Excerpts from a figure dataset

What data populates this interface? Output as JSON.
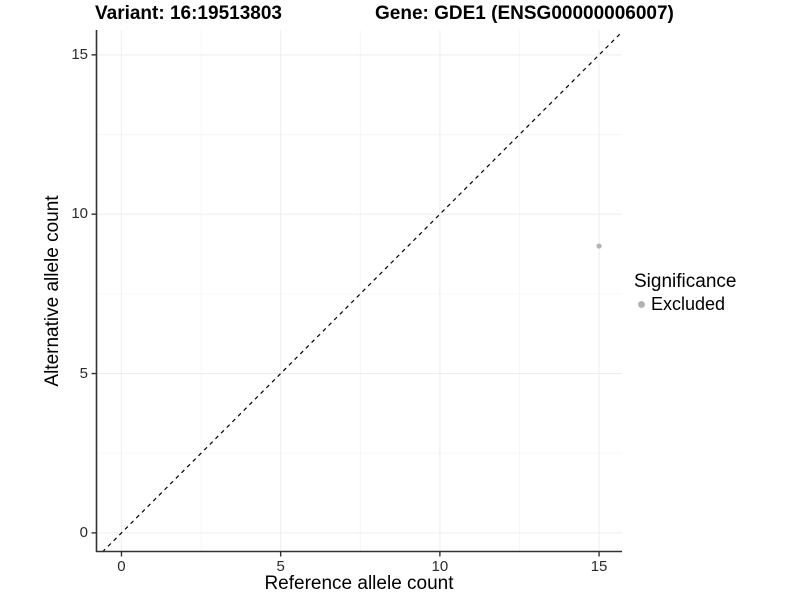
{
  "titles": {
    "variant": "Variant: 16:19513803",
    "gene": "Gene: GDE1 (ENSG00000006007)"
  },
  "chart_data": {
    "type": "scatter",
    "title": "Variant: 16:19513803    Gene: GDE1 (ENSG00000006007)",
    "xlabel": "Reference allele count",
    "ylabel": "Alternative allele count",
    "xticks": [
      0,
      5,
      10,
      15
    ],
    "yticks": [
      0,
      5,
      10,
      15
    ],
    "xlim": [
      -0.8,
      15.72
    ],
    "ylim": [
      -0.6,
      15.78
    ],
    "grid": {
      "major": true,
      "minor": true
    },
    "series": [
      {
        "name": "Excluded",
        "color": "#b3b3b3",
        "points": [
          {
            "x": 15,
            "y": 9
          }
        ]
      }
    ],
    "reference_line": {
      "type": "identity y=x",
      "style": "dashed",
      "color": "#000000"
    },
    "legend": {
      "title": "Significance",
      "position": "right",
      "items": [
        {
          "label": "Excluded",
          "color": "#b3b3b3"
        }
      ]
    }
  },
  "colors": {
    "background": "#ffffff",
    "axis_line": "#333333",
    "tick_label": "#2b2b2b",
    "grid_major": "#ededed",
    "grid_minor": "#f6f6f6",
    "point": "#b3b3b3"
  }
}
--
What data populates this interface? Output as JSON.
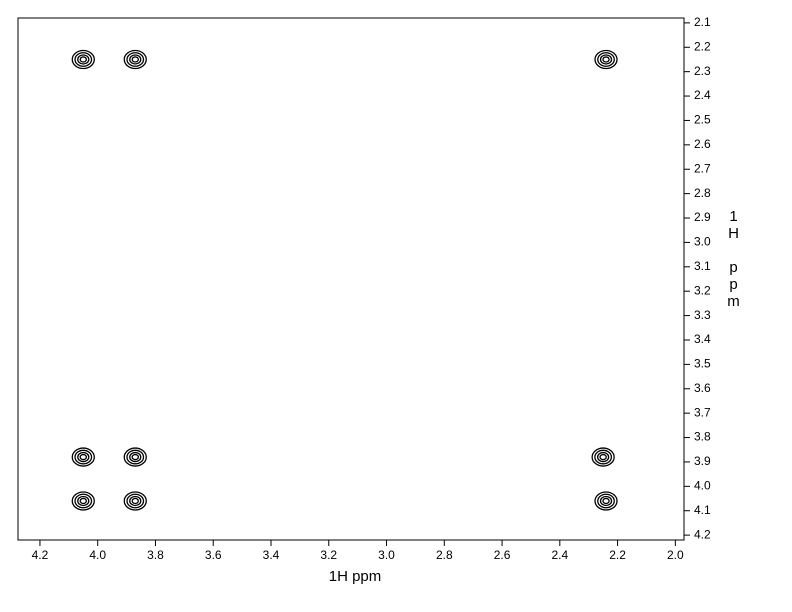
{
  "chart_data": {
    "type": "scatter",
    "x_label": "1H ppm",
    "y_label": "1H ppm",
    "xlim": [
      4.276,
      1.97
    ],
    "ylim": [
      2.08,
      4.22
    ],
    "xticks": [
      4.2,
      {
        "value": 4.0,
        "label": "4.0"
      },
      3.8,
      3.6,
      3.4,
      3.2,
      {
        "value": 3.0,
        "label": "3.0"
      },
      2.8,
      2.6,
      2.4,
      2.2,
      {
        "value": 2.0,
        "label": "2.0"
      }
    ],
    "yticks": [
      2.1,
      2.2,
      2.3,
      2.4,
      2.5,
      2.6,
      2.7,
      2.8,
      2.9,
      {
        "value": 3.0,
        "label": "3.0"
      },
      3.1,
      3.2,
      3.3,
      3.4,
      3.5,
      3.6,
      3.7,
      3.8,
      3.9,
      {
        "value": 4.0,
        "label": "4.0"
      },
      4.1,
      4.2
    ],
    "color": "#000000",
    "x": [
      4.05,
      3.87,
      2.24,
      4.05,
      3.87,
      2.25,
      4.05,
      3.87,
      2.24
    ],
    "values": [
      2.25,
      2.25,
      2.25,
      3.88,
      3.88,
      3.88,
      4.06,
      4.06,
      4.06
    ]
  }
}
---
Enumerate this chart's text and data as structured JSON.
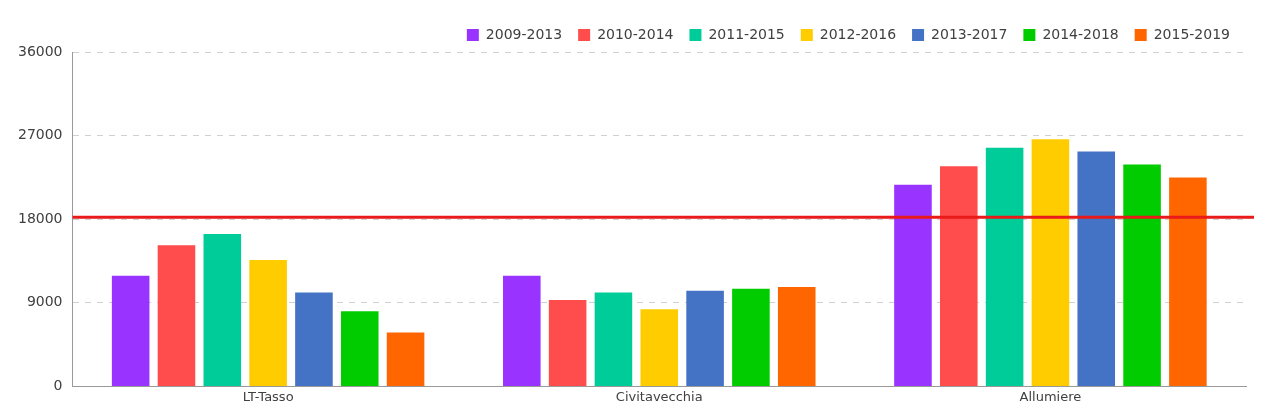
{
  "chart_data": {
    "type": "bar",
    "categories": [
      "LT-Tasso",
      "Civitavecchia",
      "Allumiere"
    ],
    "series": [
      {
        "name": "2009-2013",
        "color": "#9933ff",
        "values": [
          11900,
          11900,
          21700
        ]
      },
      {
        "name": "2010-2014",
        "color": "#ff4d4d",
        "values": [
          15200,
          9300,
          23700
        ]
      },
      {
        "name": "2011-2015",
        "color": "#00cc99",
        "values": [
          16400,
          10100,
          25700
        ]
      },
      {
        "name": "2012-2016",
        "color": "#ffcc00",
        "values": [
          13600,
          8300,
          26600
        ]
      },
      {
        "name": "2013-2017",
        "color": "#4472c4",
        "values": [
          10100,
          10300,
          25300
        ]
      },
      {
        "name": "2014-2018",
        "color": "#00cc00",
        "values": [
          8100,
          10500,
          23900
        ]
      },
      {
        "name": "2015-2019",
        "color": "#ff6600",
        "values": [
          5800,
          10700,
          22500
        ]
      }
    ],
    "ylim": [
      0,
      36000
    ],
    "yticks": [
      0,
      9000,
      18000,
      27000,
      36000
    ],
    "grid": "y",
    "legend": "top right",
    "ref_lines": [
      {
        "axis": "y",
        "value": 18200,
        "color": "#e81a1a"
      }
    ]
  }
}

Objective: Pull out every line of the records above that contains the word "Gene".

Answer to this task:
    "gene": "Gene: GDE1 (ENSG00000006007)"
    "title": "Variant: 16:19513803    Gene: GDE1 (ENSG00000006007)",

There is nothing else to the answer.